> _Your tasks_
• A. Answer these questions from the passage on social awareness:
(i) Besides being the most crucial meetings a leader can have, what else are one-on-one meetings described as?
(ii) According to the passage, where can updates on projects be shared instead of in team meetings?
(iii) After every one-on-one meeting, what should you make a note of?
• B. From the rows, extract everything from the start down to the line that contains "- field-value: 25-Jun-2025: [232, 456, 485, 505]", including that line, and reproduce those lines exactly.

> _Passage shown_
────────────────────────────────────────
Today, in this third post, we will talk about how we can improve our social awareness. When I talk about social awareness, I mean the ability to know what is going on with the people we lead and work with, as individuals and the interactions between them.

It is our ability to know their strengths and weaknesses, what they aspire to, what inspires them, who needs to be left alone and who needs personal attention (and when).

One-on-One Meetings

One of the best ways that we can get to know the people whom we lead is by running effective one-on-one meetings with them. These meetings are the most crucial meetings a leader can have and are also the easiest to skip and cancel.

I have both seen and experienced many leaders allow other priorities and urgent tasks to come in the way of having these one-on-one meetings. Big mistake. This tells the people that they don’t matter and are not a priority for the leader.

Having one-on-one meetings is one of the most important quadrant II (Franklin Covey talks about in his classic book – First thing First (which was inspired by the Eisenhower Matrix) activities that we have on our schedule.

There is enough material that one can look up to learn how to run effective one-on-one meetings. We can do well to explore as many of them as we need to and continuously learn and improve how we run these meetings.

However, since each one of us is different and each one of the person we lead is different, we can’t follow a standard template for all our meetings.

So, we need to experiment with what works for us AND the person we are meeting. Some people might need a clear structure to the meeting, while some might prefer a more open and casual conversation.

Some people might want to keep it strictly business while others might be open to sharing about their personal lives as well.

Some might use this time to share progress and seek support, some might use this time to share their aspirations and discuss career growth.

Some might want to do as with a regular cadence, while some might prefer to do this as and when either of you needs them.

To each their own. The only thing that I recommend is that we don’t skip it and use our judgement and the needs of the person we are meeting with, to go prepared and take the conversation seriously.

After every one-on-one meetings, take the time to reflect and make a note of what you learned about the person from the conversation. Reflect on these questions – What was said openly? What did they mean, really mean? What was left unsaid? Why?

Team Meetings

The second tool we have in our arsenal is running regular team meetings. In this case, it is important for us to define the agenda and facilitate conversation.

Usually, team meetings are boring and are about updates. In my opinion, team meetings are better when we avoid updates (which can be on email) on projects or the work that everyone is doing.

In my opinion, the best use of team meetings is when we use this time either to connect to one another or to discuss where people need help or support and the team rallying around to find ways to help them.
────────────────────────────────────────
> _Record list_
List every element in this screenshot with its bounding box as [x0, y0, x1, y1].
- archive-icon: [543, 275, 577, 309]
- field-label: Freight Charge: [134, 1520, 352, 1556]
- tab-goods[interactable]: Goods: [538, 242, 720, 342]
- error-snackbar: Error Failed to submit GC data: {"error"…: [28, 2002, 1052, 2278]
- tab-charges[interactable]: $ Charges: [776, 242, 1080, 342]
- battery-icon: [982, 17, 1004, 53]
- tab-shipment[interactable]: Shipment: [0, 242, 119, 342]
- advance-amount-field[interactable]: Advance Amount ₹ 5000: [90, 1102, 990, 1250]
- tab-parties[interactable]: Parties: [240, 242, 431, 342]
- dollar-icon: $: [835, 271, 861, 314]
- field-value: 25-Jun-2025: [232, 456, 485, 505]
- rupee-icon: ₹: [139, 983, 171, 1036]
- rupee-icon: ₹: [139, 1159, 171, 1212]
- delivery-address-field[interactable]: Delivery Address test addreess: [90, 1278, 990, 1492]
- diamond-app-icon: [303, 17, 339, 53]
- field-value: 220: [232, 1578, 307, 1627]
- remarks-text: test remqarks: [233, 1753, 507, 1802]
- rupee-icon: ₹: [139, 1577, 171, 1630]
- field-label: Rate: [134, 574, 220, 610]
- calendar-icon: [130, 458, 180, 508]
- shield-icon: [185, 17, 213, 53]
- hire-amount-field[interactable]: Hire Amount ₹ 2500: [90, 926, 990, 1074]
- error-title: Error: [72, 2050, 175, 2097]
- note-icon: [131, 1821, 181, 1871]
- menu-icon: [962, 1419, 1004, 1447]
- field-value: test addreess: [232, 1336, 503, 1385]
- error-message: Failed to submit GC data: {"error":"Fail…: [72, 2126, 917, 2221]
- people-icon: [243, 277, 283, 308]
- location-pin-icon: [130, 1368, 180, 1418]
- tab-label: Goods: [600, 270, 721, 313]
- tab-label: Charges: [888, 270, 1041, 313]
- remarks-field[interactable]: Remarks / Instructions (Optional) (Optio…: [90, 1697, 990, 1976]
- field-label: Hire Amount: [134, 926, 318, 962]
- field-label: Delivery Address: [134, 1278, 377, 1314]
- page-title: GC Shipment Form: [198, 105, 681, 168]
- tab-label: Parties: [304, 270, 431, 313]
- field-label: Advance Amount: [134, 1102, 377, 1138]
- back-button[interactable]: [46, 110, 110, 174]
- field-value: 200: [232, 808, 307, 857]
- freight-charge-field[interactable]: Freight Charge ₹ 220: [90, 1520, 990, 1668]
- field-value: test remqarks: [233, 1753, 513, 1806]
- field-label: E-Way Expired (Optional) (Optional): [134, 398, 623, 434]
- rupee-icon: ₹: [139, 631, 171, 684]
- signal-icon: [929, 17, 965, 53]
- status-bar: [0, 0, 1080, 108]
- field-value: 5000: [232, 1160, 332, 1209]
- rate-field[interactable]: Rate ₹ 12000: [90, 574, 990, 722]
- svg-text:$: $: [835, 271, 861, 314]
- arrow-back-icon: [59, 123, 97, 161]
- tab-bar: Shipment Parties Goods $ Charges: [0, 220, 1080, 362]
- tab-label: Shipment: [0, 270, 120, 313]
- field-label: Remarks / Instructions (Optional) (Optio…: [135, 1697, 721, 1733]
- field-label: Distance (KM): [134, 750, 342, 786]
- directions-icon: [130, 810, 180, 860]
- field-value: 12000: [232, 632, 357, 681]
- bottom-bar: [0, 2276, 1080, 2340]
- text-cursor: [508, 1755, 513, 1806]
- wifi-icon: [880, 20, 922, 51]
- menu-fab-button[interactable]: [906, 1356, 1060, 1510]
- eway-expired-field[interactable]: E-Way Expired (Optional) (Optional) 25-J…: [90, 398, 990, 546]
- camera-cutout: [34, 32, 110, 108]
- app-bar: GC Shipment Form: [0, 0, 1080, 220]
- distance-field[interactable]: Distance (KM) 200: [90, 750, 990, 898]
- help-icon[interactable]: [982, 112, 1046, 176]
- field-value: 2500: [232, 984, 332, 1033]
────────────────────────────────────────
> _Task results_
• A.
(i) The easiest to skip and cancel.
(ii) On email.
(iii) What you learned about the person from the conversation.

• B.
List every element in this screenshot with its bounding box as [x0, y0, x1, y1].
- archive-icon: [543, 275, 577, 309]
- field-label: Freight Charge: [134, 1520, 352, 1556]
- tab-goods[interactable]: Goods: [538, 242, 720, 342]
- error-snackbar: Error Failed to submit GC data: {"error"…: [28, 2002, 1052, 2278]
- tab-charges[interactable]: $ Charges: [776, 242, 1080, 342]
- battery-icon: [982, 17, 1004, 53]
- tab-shipment[interactable]: Shipment: [0, 242, 119, 342]
- advance-amount-field[interactable]: Advance Amount ₹ 5000: [90, 1102, 990, 1250]
- tab-parties[interactable]: Parties: [240, 242, 431, 342]
- dollar-icon: $: [835, 271, 861, 314]
- field-value: 25-Jun-2025: [232, 456, 485, 505]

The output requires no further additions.